** BEGIN WORKING DATA **

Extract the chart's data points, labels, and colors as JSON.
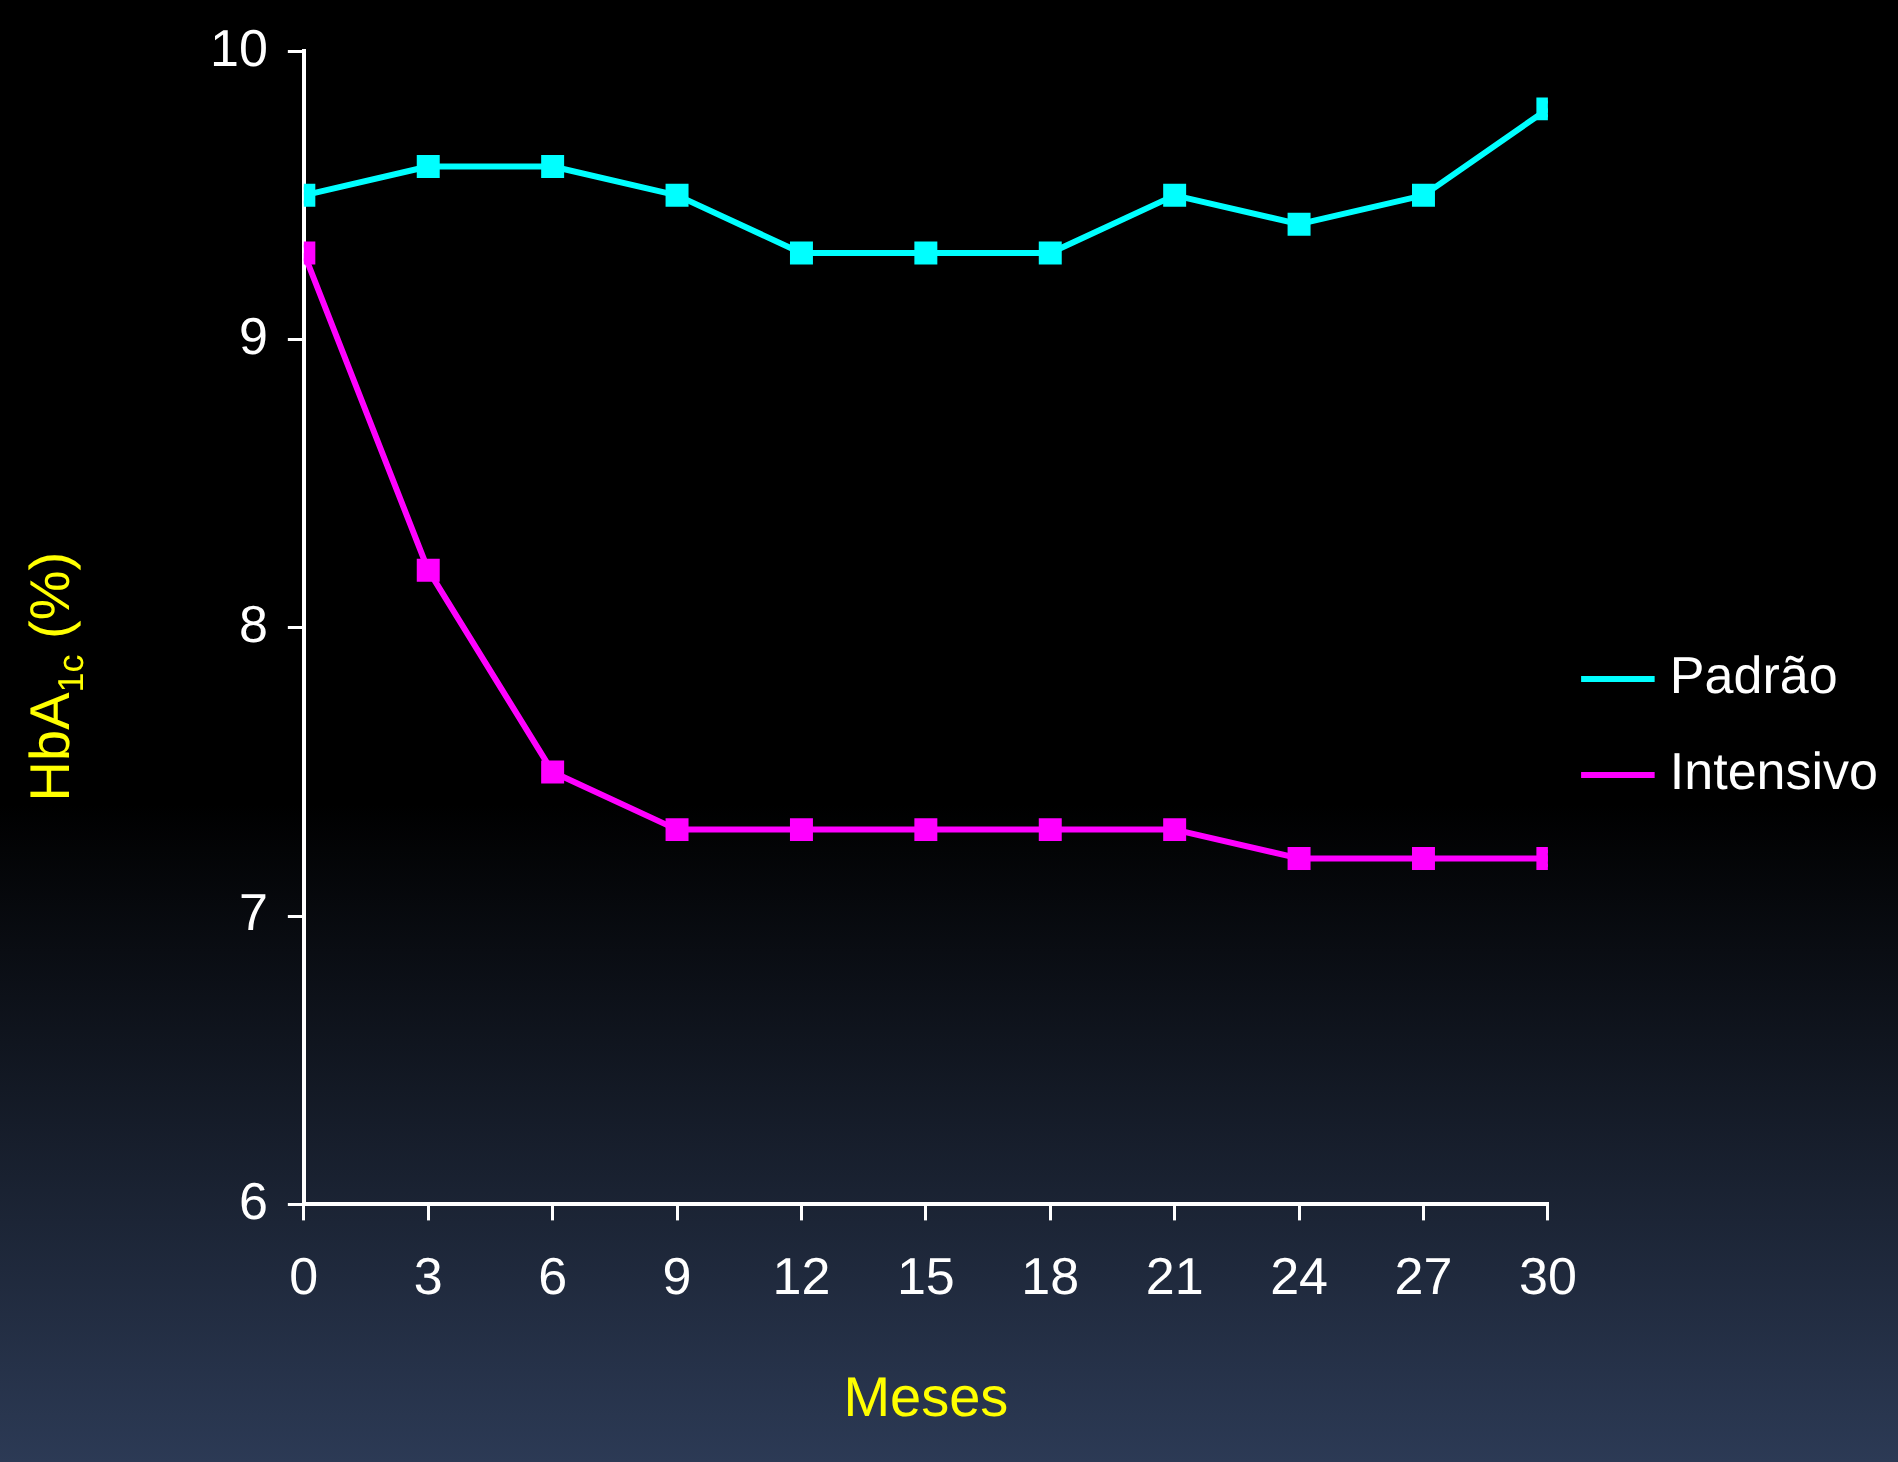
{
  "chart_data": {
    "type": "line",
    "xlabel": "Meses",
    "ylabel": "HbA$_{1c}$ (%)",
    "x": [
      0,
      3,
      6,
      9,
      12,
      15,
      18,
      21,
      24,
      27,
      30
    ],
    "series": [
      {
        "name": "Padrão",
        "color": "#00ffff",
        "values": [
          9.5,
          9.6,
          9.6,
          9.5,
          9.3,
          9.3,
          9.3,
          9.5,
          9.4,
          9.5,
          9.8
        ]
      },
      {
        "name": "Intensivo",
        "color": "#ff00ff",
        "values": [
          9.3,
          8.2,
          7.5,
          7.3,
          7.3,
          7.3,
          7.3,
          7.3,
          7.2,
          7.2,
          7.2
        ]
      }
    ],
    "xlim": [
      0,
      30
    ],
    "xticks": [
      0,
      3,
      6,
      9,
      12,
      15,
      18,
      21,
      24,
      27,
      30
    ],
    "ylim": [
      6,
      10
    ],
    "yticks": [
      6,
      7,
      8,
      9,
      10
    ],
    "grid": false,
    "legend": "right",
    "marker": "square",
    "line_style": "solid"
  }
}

** END WORKING DATA **

## YOUR TASK
Pictures are not part of the copy; output everything else in the records exactly.

## RESULT OF THE TASK
Extract the chart's data points, labels, and colors as JSON.
{
  "chart_data": {
    "type": "line",
    "xlabel": "Meses",
    "ylabel": "HbA$_{1c}$ (%)",
    "x": [
      0,
      3,
      6,
      9,
      12,
      15,
      18,
      21,
      24,
      27,
      30
    ],
    "series": [
      {
        "name": "Padrão",
        "color": "#00ffff",
        "values": [
          9.5,
          9.6,
          9.6,
          9.5,
          9.3,
          9.3,
          9.3,
          9.5,
          9.4,
          9.5,
          9.8
        ]
      },
      {
        "name": "Intensivo",
        "color": "#ff00ff",
        "values": [
          9.3,
          8.2,
          7.5,
          7.3,
          7.3,
          7.3,
          7.3,
          7.3,
          7.2,
          7.2,
          7.2
        ]
      }
    ],
    "xlim": [
      0,
      30
    ],
    "xticks": [
      0,
      3,
      6,
      9,
      12,
      15,
      18,
      21,
      24,
      27,
      30
    ],
    "ylim": [
      6,
      10
    ],
    "yticks": [
      6,
      7,
      8,
      9,
      10
    ],
    "grid": false,
    "legend": "right",
    "marker": "square",
    "line_style": "solid"
  }
}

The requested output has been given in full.